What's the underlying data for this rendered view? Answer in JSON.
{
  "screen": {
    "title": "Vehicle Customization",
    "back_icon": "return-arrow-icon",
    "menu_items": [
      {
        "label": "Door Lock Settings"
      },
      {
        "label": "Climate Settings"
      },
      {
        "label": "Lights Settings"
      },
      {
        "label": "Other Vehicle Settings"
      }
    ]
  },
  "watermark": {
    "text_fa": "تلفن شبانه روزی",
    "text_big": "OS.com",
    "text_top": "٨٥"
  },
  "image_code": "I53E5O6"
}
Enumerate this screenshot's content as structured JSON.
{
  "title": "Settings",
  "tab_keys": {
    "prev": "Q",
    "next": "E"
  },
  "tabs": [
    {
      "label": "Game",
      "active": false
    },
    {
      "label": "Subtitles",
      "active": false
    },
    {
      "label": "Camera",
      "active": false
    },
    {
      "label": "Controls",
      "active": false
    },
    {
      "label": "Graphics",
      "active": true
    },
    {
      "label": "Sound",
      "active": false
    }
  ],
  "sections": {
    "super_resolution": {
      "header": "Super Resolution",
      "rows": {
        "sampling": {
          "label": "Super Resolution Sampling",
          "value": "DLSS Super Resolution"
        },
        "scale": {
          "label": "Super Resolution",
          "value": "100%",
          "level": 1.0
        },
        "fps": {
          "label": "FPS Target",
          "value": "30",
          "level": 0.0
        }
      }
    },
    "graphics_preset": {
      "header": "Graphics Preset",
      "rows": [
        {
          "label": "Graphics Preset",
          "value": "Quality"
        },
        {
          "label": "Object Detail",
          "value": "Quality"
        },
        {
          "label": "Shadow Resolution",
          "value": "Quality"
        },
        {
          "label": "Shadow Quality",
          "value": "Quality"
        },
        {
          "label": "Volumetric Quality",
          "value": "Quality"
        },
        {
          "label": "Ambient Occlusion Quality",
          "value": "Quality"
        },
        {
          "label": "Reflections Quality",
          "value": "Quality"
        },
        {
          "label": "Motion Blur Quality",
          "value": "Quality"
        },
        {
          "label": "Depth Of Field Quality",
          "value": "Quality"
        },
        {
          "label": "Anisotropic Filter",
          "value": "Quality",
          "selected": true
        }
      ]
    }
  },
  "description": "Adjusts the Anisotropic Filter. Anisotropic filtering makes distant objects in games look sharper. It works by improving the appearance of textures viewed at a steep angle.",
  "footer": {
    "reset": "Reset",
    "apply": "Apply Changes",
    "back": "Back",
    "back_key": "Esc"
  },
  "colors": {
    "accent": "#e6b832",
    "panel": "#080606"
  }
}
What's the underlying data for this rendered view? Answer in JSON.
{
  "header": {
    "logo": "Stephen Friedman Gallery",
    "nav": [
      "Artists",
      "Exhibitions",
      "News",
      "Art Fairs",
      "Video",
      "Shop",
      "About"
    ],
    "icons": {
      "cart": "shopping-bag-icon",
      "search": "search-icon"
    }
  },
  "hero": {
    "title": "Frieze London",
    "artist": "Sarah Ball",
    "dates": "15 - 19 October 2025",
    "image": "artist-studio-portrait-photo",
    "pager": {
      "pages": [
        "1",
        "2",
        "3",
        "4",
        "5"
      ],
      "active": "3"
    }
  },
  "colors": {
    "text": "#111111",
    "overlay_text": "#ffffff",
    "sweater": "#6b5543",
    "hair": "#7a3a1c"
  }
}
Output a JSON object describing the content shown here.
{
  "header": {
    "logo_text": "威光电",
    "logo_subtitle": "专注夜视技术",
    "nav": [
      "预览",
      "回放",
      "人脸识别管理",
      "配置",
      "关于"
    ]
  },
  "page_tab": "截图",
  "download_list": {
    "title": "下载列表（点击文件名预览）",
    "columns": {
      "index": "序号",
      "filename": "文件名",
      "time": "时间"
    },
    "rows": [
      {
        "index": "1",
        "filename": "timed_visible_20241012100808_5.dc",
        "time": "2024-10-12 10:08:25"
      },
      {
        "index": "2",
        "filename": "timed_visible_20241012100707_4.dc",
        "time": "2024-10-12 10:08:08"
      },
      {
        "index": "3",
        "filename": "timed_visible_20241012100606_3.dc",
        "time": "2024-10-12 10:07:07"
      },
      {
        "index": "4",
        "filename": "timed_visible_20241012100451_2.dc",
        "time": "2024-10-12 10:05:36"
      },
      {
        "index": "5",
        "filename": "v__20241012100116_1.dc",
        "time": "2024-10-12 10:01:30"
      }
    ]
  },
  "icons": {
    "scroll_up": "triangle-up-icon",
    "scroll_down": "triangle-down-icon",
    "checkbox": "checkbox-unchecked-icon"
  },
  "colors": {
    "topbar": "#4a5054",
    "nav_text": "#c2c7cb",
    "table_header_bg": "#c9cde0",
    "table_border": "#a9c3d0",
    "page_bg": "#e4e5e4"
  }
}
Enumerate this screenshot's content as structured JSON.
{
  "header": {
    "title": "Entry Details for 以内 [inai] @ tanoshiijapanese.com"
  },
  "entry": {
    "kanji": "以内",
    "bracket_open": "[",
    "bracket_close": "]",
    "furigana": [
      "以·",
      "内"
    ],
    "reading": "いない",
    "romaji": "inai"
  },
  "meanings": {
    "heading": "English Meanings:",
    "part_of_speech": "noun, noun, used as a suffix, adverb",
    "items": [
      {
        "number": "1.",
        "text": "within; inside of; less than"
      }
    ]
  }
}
+-------+
**TASK STATEMENT:** Transcribe all of the entries without altering anything.

**EXERCISE OUTPUT:**
What's the underlying data for this rendered view? Answer in JSON.
{
  "screen": {
    "title": "Vehicle Customization",
    "back_icon": "return-arrow-icon",
    "menu_items": [
      {
        "label": "Door Lock Settings"
      },
      {
        "label": "Climate Settings"
      },
      {
        "label": "Lights Settings"
      },
      {
        "label": "Other Vehicle Settings"
      }
    ]
  },
  "watermark": {
    "text_fa": "تلفن شبانه روزی",
    "text_big": "OS.com",
    "text_top": "٨٥"
  },
  "image_code": "I53E5O6"
}
Enumerate this screenshot's content as structured JSON.
{
  "title": "Settings",
  "tab_keys": {
    "prev": "Q",
    "next": "E"
  },
  "tabs": [
    {
      "label": "Game",
      "active": false
    },
    {
      "label": "Subtitles",
      "active": false
    },
    {
      "label": "Camera",
      "active": false
    },
    {
      "label": "Controls",
      "active": false
    },
    {
      "label": "Graphics",
      "active": true
    },
    {
      "label": "Sound",
      "active": false
    }
  ],
  "sections": {
    "super_resolution": {
      "header": "Super Resolution",
      "rows": {
        "sampling": {
          "label": "Super Resolution Sampling",
          "value": "DLSS Super Resolution"
        },
        "scale": {
          "label": "Super Resolution",
          "value": "100%",
          "level": 1.0
        },
        "fps": {
          "label": "FPS Target",
          "value": "30",
          "level": 0.0
        }
      }
    },
    "graphics_preset": {
      "header": "Graphics Preset",
      "rows": [
        {
          "label": "Graphics Preset",
          "value": "Quality"
        },
        {
          "label": "Object Detail",
          "value": "Quality"
        },
        {
          "label": "Shadow Resolution",
          "value": "Quality"
        },
        {
          "label": "Shadow Quality",
          "value": "Quality"
        },
        {
          "label": "Volumetric Quality",
          "value": "Quality"
        },
        {
          "label": "Ambient Occlusion Quality",
          "value": "Quality"
        },
        {
          "label": "Reflections Quality",
          "value": "Quality"
        },
        {
          "label": "Motion Blur Quality",
          "value": "Quality"
        },
        {
          "label": "Depth Of Field Quality",
          "value": "Quality"
        },
        {
          "label": "Anisotropic Filter",
          "value": "Quality",
          "selected": true
        }
      ]
    }
  },
  "description": "Adjusts the Anisotropic Filter. Anisotropic filtering makes distant objects in games look sharper. It works by improving the appearance of textures viewed at a steep angle.",
  "footer": {
    "reset": "Reset",
    "apply": "Apply Changes",
    "back": "Back",
    "back_key": "Esc"
  },
  "colors": {
    "accent": "#e6b832",
    "panel": "#080606"
  }
}
What's the underlying data for this rendered view? Answer in JSON.
{
  "header": {
    "logo": "Stephen Friedman Gallery",
    "nav": [
      "Artists",
      "Exhibitions",
      "News",
      "Art Fairs",
      "Video",
      "Shop",
      "About"
    ],
    "icons": {
      "cart": "shopping-bag-icon",
      "search": "search-icon"
    }
  },
  "hero": {
    "title": "Frieze London",
    "artist": "Sarah Ball",
    "dates": "15 - 19 October 2025",
    "image": "artist-studio-portrait-photo",
    "pager": {
      "pages": [
        "1",
        "2",
        "3",
        "4",
        "5"
      ],
      "active": "3"
    }
  },
  "colors": {
    "text": "#111111",
    "overlay_text": "#ffffff",
    "sweater": "#6b5543",
    "hair": "#7a3a1c"
  }
}
Output a JSON object describing the content shown here.
{
  "header": {
    "logo_text": "威光电",
    "logo_subtitle": "专注夜视技术",
    "nav": [
      "预览",
      "回放",
      "人脸识别管理",
      "配置",
      "关于"
    ]
  },
  "page_tab": "截图",
  "download_list": {
    "title": "下载列表（点击文件名预览）",
    "columns": {
      "index": "序号",
      "filename": "文件名",
      "time": "时间"
    },
    "rows": [
      {
        "index": "1",
        "filename": "timed_visible_20241012100808_5.dc",
        "time": "2024-10-12 10:08:25"
      },
      {
        "index": "2",
        "filename": "timed_visible_20241012100707_4.dc",
        "time": "2024-10-12 10:08:08"
      },
      {
        "index": "3",
        "filename": "timed_visible_20241012100606_3.dc",
        "time": "2024-10-12 10:07:07"
      },
      {
        "index": "4",
        "filename": "timed_visible_20241012100451_2.dc",
        "time": "2024-10-12 10:05:36"
      },
      {
        "index": "5",
        "filename": "v__20241012100116_1.dc",
        "time": "2024-10-12 10:01:30"
      }
    ]
  },
  "icons": {
    "scroll_up": "triangle-up-icon",
    "scroll_down": "triangle-down-icon",
    "checkbox": "checkbox-unchecked-icon"
  },
  "colors": {
    "topbar": "#4a5054",
    "nav_text": "#c2c7cb",
    "table_header_bg": "#c9cde0",
    "table_border": "#a9c3d0",
    "page_bg": "#e4e5e4"
  }
}
Enumerate this screenshot's content as structured JSON.
{
  "header": {
    "title": "Entry Details for 以内 [inai] @ tanoshiijapanese.com"
  },
  "entry": {
    "kanji": "以内",
    "bracket_open": "[",
    "bracket_close": "]",
    "furigana": [
      "以·",
      "内"
    ],
    "reading": "いない",
    "romaji": "inai"
  },
  "meanings": {
    "heading": "English Meanings:",
    "part_of_speech": "noun, noun, used as a suffix, adverb",
    "items": [
      {
        "number": "1.",
        "text": "within; inside of; less than"
      }
    ]
  }
}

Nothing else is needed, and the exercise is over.